-- start LISTED ENTRIES --
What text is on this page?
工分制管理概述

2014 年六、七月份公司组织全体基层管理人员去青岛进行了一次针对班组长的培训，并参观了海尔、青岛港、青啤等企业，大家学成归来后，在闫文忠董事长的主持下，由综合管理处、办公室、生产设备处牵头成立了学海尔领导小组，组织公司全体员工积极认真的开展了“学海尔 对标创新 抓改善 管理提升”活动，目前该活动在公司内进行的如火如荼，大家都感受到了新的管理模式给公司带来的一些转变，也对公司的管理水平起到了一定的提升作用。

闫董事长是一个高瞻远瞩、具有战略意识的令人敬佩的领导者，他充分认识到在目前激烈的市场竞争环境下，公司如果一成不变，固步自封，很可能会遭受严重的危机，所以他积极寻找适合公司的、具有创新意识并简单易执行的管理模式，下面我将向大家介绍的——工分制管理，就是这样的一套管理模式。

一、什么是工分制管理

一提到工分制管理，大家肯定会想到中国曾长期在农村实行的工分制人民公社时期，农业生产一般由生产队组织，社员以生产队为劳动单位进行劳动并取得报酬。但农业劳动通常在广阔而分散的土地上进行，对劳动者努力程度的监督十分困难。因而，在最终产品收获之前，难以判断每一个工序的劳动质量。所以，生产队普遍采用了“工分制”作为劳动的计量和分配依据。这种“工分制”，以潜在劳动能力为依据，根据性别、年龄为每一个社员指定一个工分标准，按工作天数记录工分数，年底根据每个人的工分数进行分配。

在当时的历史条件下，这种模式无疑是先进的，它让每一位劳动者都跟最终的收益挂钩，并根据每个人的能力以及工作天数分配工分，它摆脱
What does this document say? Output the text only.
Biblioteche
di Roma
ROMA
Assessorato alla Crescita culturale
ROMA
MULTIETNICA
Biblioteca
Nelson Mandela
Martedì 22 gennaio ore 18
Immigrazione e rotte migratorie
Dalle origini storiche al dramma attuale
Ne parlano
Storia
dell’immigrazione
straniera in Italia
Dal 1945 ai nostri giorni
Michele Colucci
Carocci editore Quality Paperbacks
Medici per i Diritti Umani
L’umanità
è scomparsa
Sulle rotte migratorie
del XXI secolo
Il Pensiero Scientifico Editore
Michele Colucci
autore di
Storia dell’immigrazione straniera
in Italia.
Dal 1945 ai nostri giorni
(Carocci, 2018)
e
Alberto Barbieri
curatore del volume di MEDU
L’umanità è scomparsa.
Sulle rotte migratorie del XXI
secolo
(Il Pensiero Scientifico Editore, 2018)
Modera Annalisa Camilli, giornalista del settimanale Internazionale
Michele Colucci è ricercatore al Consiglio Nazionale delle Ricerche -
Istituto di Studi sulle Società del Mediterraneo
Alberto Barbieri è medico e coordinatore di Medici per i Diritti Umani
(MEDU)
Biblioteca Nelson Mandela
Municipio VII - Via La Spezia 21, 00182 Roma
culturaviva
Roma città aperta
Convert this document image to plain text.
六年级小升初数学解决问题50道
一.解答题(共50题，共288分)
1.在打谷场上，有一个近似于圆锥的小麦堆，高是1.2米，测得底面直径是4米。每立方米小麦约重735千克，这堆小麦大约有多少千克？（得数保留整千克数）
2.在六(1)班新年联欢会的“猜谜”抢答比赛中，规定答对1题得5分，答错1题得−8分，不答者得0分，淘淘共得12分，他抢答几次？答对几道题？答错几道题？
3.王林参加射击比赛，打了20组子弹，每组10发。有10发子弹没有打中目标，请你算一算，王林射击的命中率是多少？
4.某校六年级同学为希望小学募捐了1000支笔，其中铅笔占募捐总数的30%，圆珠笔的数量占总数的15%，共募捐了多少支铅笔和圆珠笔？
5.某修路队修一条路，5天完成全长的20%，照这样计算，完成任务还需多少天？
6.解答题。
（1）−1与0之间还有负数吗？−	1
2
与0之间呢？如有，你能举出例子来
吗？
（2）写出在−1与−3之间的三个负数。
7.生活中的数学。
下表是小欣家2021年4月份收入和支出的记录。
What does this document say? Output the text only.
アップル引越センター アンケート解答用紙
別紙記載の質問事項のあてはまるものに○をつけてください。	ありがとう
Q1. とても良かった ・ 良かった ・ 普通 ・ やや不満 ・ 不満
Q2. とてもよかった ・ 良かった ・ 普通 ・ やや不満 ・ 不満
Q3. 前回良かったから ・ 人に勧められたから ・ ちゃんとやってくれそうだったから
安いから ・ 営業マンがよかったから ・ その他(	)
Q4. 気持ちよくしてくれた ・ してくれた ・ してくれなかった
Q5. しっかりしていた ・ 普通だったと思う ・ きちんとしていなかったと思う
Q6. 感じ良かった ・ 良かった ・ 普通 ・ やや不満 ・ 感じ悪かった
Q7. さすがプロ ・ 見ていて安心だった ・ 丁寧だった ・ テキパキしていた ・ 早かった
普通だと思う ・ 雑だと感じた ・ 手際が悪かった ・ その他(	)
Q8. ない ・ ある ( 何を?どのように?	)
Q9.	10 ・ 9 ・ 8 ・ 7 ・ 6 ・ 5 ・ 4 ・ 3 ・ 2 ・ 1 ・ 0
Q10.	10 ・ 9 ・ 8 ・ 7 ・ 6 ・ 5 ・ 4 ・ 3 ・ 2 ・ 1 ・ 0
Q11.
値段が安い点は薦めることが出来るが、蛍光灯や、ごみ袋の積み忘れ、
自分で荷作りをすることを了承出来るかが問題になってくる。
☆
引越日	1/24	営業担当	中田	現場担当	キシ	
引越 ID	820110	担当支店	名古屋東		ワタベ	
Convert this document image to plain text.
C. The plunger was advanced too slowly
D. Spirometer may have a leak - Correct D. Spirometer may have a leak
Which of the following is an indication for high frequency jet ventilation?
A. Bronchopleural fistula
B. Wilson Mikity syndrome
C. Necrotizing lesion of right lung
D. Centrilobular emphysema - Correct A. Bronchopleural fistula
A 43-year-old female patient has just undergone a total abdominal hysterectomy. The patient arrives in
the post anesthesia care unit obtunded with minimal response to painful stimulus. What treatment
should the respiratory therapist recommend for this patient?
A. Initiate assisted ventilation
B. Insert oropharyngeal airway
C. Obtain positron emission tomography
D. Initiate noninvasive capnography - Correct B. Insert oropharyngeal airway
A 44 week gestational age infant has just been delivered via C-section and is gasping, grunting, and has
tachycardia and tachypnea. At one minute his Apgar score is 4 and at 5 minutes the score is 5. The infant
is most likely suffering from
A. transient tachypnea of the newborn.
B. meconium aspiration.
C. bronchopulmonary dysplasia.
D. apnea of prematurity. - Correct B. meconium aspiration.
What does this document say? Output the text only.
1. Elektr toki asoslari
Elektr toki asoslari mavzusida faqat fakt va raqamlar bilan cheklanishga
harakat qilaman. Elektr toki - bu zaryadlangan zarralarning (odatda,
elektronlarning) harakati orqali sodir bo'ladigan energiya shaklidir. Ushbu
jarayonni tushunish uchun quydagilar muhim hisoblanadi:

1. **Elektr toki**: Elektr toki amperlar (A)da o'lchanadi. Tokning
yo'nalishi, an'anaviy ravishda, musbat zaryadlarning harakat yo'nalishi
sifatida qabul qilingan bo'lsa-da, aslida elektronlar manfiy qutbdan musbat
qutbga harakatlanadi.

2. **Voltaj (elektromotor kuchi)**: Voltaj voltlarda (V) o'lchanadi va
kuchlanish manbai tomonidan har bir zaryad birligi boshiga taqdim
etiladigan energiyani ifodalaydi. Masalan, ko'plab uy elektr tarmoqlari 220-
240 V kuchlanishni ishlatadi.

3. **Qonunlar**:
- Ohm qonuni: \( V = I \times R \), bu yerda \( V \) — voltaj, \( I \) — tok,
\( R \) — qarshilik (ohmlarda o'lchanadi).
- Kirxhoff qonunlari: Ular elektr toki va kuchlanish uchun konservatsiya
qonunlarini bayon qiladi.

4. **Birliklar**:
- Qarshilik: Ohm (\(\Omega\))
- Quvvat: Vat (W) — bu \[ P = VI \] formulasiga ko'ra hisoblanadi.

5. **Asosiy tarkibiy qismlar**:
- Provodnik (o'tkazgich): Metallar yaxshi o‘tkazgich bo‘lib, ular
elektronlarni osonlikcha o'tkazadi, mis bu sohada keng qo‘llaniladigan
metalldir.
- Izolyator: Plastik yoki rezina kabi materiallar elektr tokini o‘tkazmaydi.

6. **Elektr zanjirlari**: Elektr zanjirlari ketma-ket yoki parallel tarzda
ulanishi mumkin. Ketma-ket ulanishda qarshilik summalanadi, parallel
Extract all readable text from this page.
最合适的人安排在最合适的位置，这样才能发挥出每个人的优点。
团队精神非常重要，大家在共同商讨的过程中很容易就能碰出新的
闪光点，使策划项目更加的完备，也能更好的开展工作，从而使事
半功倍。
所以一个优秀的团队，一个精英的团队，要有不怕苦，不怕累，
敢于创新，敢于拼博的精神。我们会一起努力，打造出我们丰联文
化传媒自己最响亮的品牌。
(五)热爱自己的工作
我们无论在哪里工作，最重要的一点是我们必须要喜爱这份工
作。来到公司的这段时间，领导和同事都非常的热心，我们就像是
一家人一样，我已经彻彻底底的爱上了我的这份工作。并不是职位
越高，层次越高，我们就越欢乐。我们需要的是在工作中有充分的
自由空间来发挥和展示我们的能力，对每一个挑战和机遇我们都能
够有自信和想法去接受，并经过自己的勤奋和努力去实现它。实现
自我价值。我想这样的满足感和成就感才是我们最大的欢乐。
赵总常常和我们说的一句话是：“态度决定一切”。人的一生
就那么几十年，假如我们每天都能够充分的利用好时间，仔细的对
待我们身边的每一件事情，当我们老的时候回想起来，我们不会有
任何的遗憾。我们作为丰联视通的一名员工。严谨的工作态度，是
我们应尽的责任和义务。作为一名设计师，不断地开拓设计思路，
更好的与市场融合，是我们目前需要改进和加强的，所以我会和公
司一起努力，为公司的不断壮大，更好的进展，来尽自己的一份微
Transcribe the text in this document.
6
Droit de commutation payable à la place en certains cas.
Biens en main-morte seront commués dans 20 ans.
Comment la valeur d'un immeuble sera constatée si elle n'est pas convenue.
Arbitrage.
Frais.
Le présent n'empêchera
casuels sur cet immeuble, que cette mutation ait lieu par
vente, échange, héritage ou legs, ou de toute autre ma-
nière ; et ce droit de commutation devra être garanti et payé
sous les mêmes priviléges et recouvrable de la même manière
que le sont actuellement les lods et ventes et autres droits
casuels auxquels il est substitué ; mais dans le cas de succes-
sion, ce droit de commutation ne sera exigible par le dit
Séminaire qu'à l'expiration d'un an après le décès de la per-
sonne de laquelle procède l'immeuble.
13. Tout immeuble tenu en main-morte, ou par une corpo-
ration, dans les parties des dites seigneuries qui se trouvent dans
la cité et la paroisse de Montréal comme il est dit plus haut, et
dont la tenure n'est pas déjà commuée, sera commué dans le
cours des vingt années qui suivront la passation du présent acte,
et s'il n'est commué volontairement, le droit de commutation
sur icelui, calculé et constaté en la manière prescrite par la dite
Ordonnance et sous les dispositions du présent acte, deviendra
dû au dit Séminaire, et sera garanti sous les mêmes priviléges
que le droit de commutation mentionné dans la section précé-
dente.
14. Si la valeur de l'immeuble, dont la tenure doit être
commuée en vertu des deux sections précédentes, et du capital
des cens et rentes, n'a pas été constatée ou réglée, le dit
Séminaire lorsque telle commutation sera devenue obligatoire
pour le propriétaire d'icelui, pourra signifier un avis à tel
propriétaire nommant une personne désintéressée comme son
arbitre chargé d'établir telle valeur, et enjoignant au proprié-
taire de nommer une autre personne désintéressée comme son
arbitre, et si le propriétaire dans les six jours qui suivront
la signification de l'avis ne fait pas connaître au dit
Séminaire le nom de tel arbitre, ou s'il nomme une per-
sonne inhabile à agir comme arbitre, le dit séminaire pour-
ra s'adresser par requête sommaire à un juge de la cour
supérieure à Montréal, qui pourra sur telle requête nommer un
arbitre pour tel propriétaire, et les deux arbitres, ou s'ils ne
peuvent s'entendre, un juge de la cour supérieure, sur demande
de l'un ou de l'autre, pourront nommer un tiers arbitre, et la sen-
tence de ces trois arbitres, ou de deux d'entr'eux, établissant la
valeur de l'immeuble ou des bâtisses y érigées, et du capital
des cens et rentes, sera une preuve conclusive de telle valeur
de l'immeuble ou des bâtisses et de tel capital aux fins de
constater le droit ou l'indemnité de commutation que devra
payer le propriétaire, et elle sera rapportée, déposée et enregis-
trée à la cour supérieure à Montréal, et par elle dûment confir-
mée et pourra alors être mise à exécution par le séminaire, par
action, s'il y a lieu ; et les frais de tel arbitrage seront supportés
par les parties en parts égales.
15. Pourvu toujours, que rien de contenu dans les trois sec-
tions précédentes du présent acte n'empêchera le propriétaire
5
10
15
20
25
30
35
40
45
-- end LISTED ENTRIES --
[OBJECTIVE] Lines that hold the word "morte" are the ones to return, every one of them.

[SOLUTION TO THE PROBLEM]
Biens en main-morte seront commués dans 20 ans.
13. Tout immeuble tenu en main-morte, ou par une corpo-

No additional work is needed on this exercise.